=== What you should do ===
Return each line of the data below exactly, omitting any pictures.

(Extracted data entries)
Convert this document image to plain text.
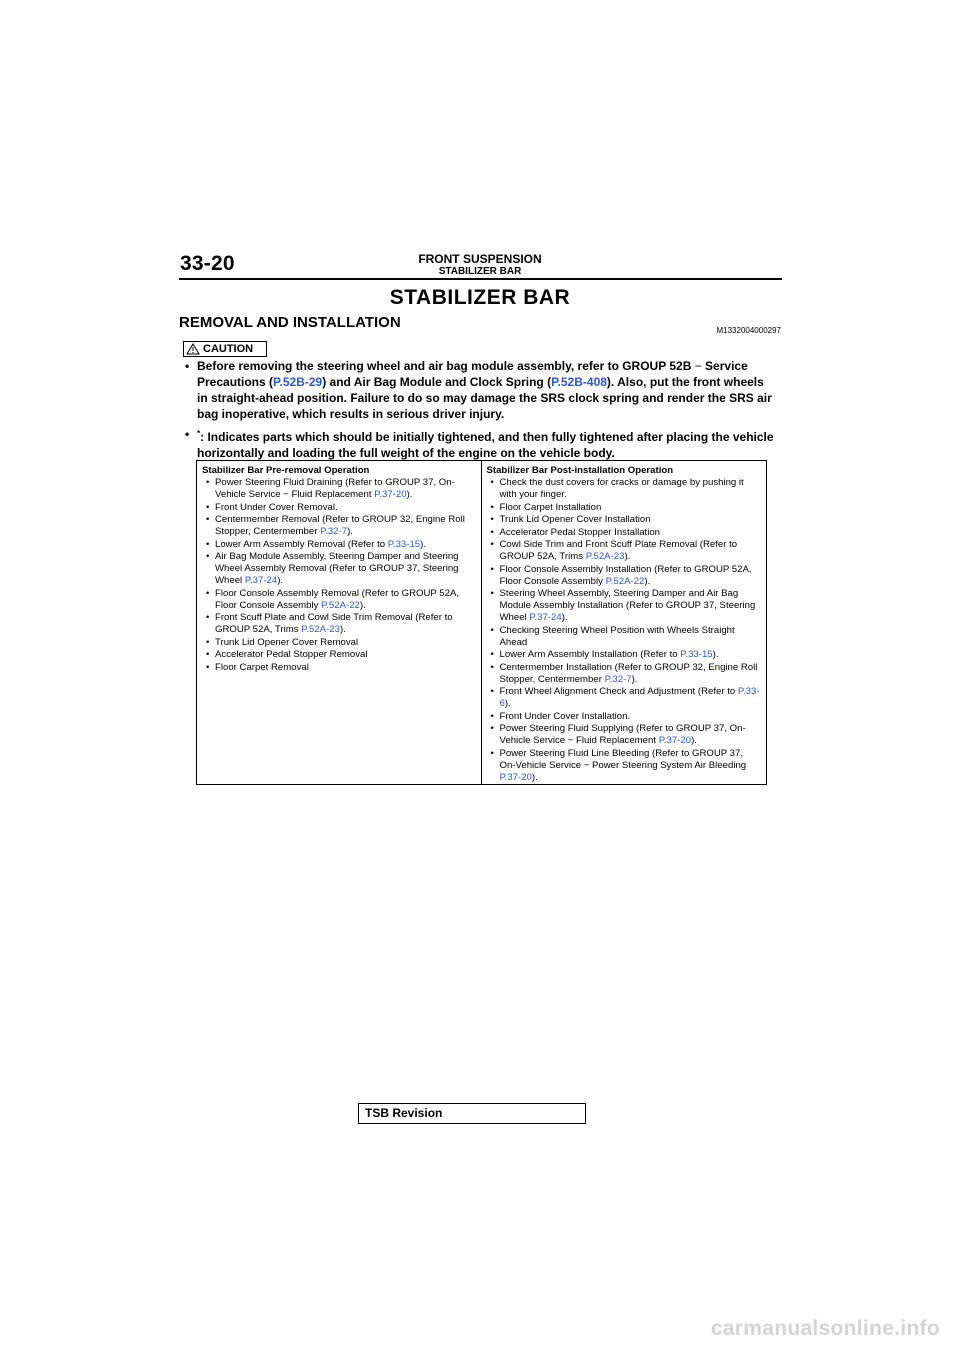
33-20	FRONT SUSPENSION
STABILIZER BAR
STABILIZER BAR
REMOVAL AND INSTALLATION	M1332004000297
CAUTION
• Before removing the steering wheel and air bag module assembly, refer to GROUP 52B − Service Precautions (P.52B-29) and Air Bag Module and Clock Spring (P.52B-408). Also, put the front wheels in straight-ahead position. Failure to do so may damage the SRS clock spring and render the SRS air bag inoperative, which results in serious driver injury.
• *: Indicates parts which should be initially tightened, and then fully tightened after placing the vehicle horizontally and loading the full weight of the engine on the vehicle body.
Stabilizer Bar Pre-removal Operation
• Power Steering Fluid Draining (Refer to GROUP 37, On-Vehicle Service − Fluid Replacement P.37-20).
• Front Under Cover Removal.
• Centermember Removal (Refer to GROUP 32, Engine Roll Stopper, Centermember P.32-7).
• Lower Arm Assembly Removal (Refer to P.33-15).
• Air Bag Module Assembly, Steering Damper and Steering Wheel Assembly Removal (Refer to GROUP 37, Steering Wheel P.37-24).
• Floor Console Assembly Removal (Refer to GROUP 52A, Floor Console Assembly P.52A-22).
• Front Scuff Plate and Cowl Side Trim Removal (Refer to GROUP 52A, Trims P.52A-23).
• Trunk Lid Opener Cover Removal
• Accelerator Pedal Stopper Removal
• Floor Carpet Removal
Stabilizer Bar Post-installation Operation
• Check the dust covers for cracks or damage by pushing it with your finger.
• Floor Carpet Installation
• Trunk Lid Opener Cover Installation
• Accelerator Pedal Stopper Installation
• Cowl Side Trim and Front Scuff Plate Removal (Refer to GROUP 52A, Trims P.52A-23).
• Floor Console Assembly Installation (Refer to GROUP 52A, Floor Console Assembly P.52A-22).
• Steering Wheel Assembly, Steering Damper and Air Bag Module Assembly Installation (Refer to GROUP 37, Steering Wheel P.37-24).
• Checking Steering Wheel Position with Wheels Straight Ahead
• Lower Arm Assembly Installation (Refer to P.33-15).
• Centermember Installation (Refer to GROUP 32, Engine Roll Stopper, Centermember P.32-7).
• Front Wheel Alignment Check and Adjustment (Refer to P.33-6).
• Front Under Cover Installation.
• Power Steering Fluid Supplying (Refer to GROUP 37, On-Vehicle Service − Fluid Replacement P.37-20).
• Power Steering Fluid Line Bleeding (Refer to GROUP 37, On-Vehicle Service − Power Steering System Air Bleeding P.37-20).
TSB Revision
carmanualsonline.info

=== Answer to this problem ===
Convert this document image to plain text.
33-20	FRONT SUSPENSION
STABILIZER BAR
STABILIZER BAR
REMOVAL AND INSTALLATION	M1332004000297
CAUTION
• Before removing the steering wheel and air bag module assembly, refer to GROUP 52B − Service Precautions (P.52B-29) and Air Bag Module and Clock Spring (P.52B-408). Also, put the front wheels in straight-ahead position. Failure to do so may damage the SRS clock spring and render the SRS air bag inoperative, which results in serious driver injury.
• *: Indicates parts which should be initially tightened, and then fully tightened after placing the vehicle horizontally and loading the full weight of the engine on the vehicle body.
Stabilizer Bar Pre-removal Operation
• Power Steering Fluid Draining (Refer to GROUP 37, On-Vehicle Service − Fluid Replacement P.37-20).
• Front Under Cover Removal.
• Centermember Removal (Refer to GROUP 32, Engine Roll Stopper, Centermember P.32-7).
• Lower Arm Assembly Removal (Refer to P.33-15).
• Air Bag Module Assembly, Steering Damper and Steering Wheel Assembly Removal (Refer to GROUP 37, Steering Wheel P.37-24).
• Floor Console Assembly Removal (Refer to GROUP 52A, Floor Console Assembly P.52A-22).
• Front Scuff Plate and Cowl Side Trim Removal (Refer to GROUP 52A, Trims P.52A-23).
• Trunk Lid Opener Cover Removal
• Accelerator Pedal Stopper Removal
• Floor Carpet Removal
Stabilizer Bar Post-installation Operation
• Check the dust covers for cracks or damage by pushing it with your finger.
• Floor Carpet Installation
• Trunk Lid Opener Cover Installation
• Accelerator Pedal Stopper Installation
• Cowl Side Trim and Front Scuff Plate Removal (Refer to GROUP 52A, Trims P.52A-23).
• Floor Console Assembly Installation (Refer to GROUP 52A, Floor Console Assembly P.52A-22).
• Steering Wheel Assembly, Steering Damper and Air Bag Module Assembly Installation (Refer to GROUP 37, Steering Wheel P.37-24).
• Checking Steering Wheel Position with Wheels Straight Ahead
• Lower Arm Assembly Installation (Refer to P.33-15).
• Centermember Installation (Refer to GROUP 32, Engine Roll Stopper, Centermember P.32-7).
• Front Wheel Alignment Check and Adjustment (Refer to P.33-6).
• Front Under Cover Installation.
• Power Steering Fluid Supplying (Refer to GROUP 37, On-Vehicle Service − Fluid Replacement P.37-20).
• Power Steering Fluid Line Bleeding (Refer to GROUP 37, On-Vehicle Service − Power Steering System Air Bleeding P.37-20).
TSB Revision
carmanualsonline.info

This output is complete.